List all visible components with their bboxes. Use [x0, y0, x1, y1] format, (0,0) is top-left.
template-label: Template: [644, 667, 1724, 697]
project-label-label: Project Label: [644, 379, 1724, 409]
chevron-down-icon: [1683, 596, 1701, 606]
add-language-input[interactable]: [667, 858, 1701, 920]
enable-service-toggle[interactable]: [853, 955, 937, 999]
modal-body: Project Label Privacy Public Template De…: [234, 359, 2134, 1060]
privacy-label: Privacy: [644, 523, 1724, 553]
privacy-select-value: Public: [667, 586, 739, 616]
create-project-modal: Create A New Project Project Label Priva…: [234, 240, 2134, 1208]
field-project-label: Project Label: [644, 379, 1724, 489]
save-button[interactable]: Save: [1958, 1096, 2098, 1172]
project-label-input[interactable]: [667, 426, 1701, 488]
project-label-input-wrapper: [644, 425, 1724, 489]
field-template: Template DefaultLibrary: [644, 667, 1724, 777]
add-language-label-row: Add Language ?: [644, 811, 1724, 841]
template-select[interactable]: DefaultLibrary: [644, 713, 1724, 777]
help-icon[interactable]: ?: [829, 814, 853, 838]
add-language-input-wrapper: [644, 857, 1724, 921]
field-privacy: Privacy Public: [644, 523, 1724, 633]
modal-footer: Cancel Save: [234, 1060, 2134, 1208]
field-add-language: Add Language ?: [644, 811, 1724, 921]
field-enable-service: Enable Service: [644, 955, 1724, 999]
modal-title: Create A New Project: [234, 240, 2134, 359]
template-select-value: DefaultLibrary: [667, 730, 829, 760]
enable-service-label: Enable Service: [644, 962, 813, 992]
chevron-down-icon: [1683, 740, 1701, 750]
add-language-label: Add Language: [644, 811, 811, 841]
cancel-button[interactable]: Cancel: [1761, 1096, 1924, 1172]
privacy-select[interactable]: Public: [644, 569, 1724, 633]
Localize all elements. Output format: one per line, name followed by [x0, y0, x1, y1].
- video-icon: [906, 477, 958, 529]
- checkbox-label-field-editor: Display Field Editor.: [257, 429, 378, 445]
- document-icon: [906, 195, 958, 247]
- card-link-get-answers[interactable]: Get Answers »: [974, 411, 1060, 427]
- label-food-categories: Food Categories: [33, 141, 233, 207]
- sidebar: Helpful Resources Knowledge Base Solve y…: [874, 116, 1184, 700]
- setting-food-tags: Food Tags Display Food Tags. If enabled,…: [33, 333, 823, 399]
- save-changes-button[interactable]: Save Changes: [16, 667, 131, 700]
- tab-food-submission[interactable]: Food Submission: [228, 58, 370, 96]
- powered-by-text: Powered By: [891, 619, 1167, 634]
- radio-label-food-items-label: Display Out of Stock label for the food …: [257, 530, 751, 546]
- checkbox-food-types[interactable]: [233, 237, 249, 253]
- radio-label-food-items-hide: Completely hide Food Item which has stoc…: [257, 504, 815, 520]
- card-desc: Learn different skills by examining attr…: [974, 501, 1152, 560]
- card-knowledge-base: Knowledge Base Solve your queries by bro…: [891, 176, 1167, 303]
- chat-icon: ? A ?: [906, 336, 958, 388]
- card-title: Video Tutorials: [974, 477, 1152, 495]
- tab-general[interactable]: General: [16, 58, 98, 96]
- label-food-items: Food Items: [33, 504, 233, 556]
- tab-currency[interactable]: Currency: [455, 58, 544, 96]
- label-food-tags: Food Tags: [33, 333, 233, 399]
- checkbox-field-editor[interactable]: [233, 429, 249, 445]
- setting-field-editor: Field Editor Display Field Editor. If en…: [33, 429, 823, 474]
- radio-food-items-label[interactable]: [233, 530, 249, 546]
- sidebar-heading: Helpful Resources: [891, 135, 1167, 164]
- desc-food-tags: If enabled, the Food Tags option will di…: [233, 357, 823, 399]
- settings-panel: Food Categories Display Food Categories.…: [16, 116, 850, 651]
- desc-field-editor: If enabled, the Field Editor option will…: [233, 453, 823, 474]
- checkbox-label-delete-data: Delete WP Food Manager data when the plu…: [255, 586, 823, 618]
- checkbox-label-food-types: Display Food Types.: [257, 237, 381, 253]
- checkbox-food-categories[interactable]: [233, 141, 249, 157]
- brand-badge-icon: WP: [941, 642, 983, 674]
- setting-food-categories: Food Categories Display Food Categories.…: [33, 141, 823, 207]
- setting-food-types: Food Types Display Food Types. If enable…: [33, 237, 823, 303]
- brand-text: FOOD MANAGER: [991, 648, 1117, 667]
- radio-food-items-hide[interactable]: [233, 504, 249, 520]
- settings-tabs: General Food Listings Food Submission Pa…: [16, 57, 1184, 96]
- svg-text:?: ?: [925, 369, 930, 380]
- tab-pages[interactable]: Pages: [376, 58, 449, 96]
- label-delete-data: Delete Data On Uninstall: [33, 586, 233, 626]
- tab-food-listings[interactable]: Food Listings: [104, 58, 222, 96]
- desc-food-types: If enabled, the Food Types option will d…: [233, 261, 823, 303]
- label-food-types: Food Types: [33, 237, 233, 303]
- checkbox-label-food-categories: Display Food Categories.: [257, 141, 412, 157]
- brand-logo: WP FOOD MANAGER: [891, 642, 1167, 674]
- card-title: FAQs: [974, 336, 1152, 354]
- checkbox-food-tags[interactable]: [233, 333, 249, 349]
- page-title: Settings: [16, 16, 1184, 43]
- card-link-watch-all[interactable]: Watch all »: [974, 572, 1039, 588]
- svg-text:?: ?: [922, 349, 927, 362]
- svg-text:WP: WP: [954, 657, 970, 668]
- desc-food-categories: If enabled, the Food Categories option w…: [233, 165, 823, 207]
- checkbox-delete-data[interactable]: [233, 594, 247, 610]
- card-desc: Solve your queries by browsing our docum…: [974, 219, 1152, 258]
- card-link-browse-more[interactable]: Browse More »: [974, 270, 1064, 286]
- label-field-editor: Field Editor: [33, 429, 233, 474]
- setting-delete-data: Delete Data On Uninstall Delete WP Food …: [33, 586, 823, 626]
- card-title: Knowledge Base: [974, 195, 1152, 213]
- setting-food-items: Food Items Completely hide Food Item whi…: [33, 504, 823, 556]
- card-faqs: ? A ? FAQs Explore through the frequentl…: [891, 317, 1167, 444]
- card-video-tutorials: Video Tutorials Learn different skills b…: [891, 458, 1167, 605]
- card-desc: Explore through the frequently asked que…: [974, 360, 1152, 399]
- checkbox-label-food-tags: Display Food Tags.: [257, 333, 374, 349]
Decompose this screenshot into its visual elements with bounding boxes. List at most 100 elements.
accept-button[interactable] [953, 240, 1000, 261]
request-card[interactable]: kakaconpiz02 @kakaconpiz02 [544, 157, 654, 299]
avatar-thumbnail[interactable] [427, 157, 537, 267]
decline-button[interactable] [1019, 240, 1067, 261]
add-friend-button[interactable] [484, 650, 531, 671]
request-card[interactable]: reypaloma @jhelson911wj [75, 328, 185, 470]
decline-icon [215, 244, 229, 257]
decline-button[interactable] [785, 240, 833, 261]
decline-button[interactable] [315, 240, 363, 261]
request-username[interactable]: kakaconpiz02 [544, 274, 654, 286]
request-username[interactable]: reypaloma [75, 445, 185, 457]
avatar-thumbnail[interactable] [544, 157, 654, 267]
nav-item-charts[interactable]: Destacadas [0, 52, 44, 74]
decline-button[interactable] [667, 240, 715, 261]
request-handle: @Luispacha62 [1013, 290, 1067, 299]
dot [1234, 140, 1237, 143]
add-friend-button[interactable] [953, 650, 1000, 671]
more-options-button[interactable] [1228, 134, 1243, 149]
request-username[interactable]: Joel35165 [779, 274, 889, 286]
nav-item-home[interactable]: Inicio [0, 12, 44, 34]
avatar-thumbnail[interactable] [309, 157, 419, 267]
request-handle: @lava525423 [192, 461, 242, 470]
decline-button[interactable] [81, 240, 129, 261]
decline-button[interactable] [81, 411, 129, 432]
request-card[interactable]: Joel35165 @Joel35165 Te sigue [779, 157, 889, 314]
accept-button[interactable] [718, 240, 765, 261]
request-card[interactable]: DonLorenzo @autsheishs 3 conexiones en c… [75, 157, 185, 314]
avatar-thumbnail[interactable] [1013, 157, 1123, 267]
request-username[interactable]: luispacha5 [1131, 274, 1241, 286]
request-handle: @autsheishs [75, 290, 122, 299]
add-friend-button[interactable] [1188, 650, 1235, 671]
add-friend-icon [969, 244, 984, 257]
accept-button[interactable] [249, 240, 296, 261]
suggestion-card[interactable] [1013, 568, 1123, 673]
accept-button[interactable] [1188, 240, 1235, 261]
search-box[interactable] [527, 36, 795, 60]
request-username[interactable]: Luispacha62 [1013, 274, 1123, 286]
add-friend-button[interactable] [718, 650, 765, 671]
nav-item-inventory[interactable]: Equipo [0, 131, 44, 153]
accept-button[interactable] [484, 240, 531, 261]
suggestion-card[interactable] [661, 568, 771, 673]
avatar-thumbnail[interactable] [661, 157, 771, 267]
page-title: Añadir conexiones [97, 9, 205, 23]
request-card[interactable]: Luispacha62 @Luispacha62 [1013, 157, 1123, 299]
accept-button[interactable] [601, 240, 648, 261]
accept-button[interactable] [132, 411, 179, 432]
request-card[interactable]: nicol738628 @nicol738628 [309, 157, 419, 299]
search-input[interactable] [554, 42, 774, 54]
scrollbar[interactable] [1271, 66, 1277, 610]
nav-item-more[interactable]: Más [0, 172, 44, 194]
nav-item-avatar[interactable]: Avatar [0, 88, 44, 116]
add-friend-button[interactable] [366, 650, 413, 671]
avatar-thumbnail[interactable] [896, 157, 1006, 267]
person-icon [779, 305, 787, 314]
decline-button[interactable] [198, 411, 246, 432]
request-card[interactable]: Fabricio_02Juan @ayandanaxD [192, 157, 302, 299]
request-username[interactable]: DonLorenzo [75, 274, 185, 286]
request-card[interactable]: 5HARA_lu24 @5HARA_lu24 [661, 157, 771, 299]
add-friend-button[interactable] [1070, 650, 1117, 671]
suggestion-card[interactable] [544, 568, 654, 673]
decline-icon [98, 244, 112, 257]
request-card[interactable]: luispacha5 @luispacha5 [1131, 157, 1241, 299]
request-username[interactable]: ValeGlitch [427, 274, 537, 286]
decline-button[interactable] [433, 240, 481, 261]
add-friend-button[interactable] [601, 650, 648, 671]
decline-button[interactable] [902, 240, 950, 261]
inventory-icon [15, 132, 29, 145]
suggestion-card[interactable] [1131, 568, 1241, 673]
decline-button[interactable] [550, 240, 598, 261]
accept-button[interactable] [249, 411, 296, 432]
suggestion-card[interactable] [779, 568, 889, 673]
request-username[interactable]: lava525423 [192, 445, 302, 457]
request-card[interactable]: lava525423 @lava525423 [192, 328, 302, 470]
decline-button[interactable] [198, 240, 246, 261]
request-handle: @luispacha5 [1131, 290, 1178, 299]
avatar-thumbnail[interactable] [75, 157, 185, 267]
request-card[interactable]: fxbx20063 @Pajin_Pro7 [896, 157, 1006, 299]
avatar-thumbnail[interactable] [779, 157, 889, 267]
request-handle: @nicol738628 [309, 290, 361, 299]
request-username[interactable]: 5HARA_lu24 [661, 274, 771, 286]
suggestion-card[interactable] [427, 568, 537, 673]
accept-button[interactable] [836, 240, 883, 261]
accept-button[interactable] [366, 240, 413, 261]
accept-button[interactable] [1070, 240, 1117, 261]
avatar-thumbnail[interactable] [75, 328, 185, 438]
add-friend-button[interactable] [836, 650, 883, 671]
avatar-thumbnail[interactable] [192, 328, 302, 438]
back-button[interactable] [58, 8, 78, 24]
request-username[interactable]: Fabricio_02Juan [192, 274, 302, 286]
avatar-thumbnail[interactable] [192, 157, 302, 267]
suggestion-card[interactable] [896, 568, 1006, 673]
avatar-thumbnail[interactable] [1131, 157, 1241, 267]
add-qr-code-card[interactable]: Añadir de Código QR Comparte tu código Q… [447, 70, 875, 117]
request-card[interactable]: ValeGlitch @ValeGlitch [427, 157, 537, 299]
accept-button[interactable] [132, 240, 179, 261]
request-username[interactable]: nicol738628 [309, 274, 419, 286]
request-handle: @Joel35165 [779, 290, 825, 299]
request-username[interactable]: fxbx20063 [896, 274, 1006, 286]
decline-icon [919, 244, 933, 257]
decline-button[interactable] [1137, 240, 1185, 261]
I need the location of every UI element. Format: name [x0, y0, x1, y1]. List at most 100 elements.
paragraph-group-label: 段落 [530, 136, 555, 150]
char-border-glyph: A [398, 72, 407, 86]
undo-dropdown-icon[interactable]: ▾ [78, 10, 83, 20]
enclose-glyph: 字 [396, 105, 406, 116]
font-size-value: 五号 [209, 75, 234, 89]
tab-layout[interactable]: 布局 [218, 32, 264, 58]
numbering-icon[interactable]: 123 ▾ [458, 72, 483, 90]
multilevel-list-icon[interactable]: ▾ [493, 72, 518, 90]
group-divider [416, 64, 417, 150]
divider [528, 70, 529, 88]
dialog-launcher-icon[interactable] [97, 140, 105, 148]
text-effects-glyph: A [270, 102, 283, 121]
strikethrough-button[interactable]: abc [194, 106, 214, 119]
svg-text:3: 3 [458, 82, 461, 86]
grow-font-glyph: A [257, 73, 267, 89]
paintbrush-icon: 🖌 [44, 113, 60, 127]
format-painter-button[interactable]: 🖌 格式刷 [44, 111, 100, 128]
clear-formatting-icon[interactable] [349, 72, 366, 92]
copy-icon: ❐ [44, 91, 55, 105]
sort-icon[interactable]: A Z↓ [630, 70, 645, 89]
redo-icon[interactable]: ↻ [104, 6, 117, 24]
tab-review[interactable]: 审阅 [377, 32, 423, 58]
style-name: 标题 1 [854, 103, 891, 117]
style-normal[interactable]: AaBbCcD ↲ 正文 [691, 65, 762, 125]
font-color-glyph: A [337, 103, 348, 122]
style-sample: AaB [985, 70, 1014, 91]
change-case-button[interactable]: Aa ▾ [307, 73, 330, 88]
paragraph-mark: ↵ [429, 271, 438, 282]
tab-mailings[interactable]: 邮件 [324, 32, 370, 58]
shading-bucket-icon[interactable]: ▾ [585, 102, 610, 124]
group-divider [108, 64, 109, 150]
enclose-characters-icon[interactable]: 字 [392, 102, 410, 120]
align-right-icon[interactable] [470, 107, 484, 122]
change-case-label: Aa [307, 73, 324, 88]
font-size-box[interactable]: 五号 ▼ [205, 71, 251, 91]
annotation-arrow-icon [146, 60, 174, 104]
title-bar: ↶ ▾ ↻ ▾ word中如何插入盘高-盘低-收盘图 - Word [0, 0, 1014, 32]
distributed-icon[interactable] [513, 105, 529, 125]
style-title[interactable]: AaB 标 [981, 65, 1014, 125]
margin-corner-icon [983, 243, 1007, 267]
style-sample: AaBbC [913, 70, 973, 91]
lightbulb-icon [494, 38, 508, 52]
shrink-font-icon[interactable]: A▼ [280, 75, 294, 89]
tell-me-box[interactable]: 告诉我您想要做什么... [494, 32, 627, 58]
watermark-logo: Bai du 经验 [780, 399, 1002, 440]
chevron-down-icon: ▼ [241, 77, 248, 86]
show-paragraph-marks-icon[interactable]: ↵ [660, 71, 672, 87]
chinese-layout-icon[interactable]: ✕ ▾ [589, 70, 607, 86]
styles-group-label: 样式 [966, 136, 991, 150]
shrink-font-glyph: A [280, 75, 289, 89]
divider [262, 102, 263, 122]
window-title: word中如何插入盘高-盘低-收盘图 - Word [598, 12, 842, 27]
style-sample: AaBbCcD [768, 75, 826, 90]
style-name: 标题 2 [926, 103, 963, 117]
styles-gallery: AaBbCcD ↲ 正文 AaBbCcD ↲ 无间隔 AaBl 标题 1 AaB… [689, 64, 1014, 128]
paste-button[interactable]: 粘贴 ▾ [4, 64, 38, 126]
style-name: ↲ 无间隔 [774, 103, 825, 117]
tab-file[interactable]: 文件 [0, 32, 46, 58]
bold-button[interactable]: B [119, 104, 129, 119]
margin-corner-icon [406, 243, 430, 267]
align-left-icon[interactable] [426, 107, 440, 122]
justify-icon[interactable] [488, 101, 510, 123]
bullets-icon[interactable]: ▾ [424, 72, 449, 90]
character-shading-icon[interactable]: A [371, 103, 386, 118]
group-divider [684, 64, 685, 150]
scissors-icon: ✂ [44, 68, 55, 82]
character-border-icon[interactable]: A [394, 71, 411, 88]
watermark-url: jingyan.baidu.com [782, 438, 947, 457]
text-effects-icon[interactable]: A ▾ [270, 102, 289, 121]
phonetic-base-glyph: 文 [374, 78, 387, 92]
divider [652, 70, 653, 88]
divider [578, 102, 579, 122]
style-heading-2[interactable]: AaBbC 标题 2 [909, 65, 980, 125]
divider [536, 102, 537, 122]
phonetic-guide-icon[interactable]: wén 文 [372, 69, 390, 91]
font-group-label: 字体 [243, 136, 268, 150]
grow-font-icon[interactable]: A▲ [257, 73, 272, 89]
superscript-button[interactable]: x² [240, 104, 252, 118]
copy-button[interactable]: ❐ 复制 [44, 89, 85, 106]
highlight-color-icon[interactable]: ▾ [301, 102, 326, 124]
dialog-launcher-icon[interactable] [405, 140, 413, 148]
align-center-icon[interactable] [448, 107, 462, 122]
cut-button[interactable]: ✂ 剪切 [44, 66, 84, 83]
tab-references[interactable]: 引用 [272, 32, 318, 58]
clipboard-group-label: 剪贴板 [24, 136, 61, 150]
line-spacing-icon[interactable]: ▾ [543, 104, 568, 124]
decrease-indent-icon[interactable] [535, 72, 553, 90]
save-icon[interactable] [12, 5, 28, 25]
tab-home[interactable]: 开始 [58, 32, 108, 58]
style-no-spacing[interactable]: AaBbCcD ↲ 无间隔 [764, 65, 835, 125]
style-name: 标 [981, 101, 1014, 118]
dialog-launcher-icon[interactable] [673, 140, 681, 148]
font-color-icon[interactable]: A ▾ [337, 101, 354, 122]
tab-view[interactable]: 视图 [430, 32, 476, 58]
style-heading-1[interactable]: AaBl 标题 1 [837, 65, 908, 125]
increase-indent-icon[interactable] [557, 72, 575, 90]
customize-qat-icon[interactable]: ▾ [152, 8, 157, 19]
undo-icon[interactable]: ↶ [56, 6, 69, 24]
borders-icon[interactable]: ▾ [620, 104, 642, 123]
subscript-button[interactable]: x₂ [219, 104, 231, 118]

| PROBLEM STATEMENT |
Please render the records from their start through the line containing "field-template: Template DefaultLibrary: [644, 667, 1724, 777]" as a Markdown table with the columns Row and Entry. Put a row number in Row and that line in Entry, and skip blank lines.

| RESULT FOR THIS TASK |
| Row | Entry |
|---|---|
| 1 | List all visible components with their bboxes. Use [x0, y0, x1, y1] format, (0,0) is top-left. |
| 2 | template-label: Template: [644, 667, 1724, 697] |
| 3 | project-label-label: Project Label: [644, 379, 1724, 409] |
| 4 | chevron-down-icon: [1683, 596, 1701, 606] |
| 5 | add-language-input[interactable]: [667, 858, 1701, 920] |
| 6 | enable-service-toggle[interactable]: [853, 955, 937, 999] |
| 7 | modal-body: Project Label Privacy Public Template De…: [234, 359, 2134, 1060] |
| 8 | privacy-label: Privacy: [644, 523, 1724, 553] |
| 9 | privacy-select-value: Public: [667, 586, 739, 616] |
| 10 | create-project-modal: Create A New Project Project Label Priva…: [234, 240, 2134, 1208] |
| 11 | field-project-label: Project Label: [644, 379, 1724, 489] |
| 12 | save-button[interactable]: Save: [1958, 1096, 2098, 1172] |
| 13 | project-label-input[interactable]: [667, 426, 1701, 488] |
| 14 | project-label-input-wrapper: [644, 425, 1724, 489] |
| 15 | field-template: Template DefaultLibrary: [644, 667, 1724, 777] |